> [Required task]: Return every line of the data below that includes the string "subtitle".

[Stored data entries]
>> start
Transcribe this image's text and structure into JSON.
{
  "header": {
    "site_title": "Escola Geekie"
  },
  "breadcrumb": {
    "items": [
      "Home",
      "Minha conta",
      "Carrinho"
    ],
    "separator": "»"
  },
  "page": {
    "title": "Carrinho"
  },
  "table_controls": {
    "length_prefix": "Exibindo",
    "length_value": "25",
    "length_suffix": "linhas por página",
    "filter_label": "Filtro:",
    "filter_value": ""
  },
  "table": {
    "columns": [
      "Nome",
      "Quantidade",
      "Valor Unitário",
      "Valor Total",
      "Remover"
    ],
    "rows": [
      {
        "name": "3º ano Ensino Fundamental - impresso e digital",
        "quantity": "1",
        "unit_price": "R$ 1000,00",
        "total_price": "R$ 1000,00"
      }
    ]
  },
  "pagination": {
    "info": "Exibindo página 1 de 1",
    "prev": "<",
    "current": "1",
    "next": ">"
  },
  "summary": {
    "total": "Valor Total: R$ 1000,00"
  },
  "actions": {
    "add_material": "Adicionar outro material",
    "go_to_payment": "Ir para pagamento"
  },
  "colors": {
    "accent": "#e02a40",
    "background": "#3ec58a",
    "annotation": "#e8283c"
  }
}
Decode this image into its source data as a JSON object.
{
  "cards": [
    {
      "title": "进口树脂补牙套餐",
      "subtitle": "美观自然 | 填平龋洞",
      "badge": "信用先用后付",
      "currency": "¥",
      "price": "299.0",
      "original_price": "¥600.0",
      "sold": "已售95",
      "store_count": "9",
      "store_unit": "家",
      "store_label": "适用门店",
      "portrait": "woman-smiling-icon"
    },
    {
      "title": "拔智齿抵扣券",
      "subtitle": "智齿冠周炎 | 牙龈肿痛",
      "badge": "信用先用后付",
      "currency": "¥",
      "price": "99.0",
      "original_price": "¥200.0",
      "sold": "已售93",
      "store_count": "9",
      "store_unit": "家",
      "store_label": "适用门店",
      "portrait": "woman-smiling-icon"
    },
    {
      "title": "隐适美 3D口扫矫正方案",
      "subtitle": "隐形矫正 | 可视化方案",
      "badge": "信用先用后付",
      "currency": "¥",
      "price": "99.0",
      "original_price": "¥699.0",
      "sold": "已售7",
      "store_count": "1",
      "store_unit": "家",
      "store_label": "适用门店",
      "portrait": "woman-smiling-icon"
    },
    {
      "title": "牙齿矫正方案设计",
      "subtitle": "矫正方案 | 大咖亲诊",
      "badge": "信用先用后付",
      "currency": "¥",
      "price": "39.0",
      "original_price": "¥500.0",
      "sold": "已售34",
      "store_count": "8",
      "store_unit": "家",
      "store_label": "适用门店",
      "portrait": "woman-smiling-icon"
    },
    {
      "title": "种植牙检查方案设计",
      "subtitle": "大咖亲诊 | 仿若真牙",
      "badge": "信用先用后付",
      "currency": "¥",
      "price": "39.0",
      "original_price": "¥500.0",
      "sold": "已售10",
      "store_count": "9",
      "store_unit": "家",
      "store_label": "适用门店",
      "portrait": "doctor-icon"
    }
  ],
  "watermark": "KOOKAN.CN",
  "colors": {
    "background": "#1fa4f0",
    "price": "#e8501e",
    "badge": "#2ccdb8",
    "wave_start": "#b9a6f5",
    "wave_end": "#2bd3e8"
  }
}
>> end
>> start
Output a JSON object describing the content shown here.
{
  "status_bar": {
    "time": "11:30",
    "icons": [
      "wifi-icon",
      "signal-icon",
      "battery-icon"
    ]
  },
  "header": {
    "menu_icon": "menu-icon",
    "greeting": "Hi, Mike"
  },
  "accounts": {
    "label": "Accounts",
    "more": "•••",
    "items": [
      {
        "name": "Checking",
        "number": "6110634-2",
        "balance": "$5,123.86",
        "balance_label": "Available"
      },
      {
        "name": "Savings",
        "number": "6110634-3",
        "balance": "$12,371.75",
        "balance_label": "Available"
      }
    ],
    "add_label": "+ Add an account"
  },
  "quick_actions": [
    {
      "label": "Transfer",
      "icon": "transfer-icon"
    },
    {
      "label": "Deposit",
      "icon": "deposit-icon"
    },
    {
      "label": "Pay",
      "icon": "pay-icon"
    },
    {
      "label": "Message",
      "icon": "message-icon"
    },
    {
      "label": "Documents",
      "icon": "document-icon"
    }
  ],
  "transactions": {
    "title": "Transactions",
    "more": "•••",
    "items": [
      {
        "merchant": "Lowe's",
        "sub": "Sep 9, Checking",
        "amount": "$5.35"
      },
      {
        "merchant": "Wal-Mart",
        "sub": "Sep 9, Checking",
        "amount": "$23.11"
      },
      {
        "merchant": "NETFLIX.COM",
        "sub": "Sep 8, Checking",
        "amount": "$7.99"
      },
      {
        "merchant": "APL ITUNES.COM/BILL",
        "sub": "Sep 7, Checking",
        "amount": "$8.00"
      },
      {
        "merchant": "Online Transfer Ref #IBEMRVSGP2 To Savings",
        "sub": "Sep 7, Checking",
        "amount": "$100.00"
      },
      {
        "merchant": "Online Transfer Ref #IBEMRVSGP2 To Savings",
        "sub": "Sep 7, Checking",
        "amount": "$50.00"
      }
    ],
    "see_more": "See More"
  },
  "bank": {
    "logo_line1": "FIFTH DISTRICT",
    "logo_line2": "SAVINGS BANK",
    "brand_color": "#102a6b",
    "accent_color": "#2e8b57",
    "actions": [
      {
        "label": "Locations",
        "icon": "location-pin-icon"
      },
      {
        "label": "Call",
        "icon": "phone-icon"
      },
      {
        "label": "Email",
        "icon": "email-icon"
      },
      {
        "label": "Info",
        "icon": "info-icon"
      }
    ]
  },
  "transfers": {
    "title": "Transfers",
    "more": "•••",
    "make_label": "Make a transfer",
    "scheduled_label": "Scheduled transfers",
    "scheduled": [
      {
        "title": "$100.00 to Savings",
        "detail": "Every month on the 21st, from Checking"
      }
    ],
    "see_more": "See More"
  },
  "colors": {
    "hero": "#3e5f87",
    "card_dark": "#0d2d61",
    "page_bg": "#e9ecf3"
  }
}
>> end
> [In response]:
      "subtitle": "美观自然 | 填平龋洞",
      "subtitle": "智齿冠周炎 | 牙龈肿痛",
      "subtitle": "隐形矫正 | 可视化方案",
      "subtitle": "矫正方案 | 大咖亲诊",
      "subtitle": "大咖亲诊 | 仿若真牙",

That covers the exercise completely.